How many lines of the material below contain the string "should"? Answer with the number and nothing else.

Stored entries
---+---

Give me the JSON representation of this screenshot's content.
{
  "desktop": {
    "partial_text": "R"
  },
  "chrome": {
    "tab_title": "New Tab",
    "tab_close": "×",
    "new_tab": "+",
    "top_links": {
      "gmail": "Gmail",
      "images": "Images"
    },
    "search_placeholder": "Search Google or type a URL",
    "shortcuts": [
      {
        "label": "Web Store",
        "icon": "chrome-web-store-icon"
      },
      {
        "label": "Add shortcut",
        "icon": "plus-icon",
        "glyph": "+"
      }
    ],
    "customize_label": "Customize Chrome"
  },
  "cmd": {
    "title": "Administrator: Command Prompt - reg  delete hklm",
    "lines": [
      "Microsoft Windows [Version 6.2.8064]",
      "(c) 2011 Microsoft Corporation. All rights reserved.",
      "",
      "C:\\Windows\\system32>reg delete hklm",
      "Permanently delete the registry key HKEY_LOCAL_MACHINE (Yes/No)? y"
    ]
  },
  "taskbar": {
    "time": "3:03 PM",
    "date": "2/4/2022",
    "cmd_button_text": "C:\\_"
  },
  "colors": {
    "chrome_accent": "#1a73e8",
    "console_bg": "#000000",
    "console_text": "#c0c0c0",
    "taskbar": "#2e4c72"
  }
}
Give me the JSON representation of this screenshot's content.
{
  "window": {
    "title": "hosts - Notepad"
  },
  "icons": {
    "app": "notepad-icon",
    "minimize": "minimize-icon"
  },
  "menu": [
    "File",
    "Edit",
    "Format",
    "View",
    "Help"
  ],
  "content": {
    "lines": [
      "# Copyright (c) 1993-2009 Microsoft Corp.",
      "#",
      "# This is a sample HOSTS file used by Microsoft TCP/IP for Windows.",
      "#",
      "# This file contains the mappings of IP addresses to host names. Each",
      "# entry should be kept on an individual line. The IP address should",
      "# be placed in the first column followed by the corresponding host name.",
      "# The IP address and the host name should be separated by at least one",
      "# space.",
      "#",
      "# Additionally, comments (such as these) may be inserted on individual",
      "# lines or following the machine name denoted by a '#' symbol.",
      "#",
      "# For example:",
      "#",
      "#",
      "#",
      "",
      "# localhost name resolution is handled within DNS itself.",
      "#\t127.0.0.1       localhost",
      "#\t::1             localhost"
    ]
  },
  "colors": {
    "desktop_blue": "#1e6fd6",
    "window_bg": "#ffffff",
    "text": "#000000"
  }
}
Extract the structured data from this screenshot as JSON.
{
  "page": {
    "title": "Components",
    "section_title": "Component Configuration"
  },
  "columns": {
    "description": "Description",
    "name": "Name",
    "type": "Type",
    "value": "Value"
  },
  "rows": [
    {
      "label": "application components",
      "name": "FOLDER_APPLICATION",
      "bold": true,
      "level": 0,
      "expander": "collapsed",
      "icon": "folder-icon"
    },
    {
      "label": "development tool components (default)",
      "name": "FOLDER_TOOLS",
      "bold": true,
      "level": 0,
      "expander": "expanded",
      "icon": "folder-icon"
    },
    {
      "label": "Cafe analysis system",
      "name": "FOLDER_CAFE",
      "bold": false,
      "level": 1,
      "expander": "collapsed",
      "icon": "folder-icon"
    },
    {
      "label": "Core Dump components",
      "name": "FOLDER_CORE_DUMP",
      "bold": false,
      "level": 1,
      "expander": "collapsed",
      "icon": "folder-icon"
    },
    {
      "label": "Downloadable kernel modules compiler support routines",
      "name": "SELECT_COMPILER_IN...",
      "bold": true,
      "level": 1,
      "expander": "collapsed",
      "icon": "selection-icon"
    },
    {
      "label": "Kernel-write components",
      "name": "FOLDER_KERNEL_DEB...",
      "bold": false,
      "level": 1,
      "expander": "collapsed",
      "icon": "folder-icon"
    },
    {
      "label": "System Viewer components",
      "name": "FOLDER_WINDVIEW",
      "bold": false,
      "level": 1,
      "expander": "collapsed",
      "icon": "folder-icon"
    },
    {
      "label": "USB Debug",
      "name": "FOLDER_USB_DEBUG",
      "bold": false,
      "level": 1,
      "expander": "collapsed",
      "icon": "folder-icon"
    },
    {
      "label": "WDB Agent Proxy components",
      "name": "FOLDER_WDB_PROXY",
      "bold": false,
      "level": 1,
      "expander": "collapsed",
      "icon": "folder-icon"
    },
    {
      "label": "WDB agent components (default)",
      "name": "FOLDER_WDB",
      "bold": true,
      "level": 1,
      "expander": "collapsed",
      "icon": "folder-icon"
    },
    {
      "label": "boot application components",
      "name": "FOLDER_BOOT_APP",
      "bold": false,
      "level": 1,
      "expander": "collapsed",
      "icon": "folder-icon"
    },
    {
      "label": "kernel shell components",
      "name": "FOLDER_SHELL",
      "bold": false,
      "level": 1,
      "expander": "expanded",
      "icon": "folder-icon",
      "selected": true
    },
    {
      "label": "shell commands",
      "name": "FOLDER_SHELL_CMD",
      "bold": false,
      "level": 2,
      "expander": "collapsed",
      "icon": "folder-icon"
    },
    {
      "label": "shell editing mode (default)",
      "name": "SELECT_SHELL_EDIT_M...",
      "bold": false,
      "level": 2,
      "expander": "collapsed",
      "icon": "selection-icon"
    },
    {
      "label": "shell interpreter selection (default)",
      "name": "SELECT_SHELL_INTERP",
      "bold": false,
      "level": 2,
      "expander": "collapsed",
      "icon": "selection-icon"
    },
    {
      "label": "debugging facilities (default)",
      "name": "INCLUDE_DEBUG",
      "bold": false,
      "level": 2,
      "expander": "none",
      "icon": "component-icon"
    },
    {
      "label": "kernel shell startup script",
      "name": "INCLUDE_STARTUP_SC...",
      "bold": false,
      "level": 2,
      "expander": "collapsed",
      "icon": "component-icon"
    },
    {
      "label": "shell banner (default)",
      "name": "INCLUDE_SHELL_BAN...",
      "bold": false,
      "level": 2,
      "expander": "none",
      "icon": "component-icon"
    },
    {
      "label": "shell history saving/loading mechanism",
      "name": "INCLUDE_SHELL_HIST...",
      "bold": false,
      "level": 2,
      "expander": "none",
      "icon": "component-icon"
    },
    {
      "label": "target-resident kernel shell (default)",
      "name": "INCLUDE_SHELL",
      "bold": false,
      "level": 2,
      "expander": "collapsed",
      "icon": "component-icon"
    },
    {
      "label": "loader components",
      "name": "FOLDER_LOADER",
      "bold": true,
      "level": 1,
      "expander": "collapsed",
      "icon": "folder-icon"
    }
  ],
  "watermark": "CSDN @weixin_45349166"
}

---+---

**Task output**
2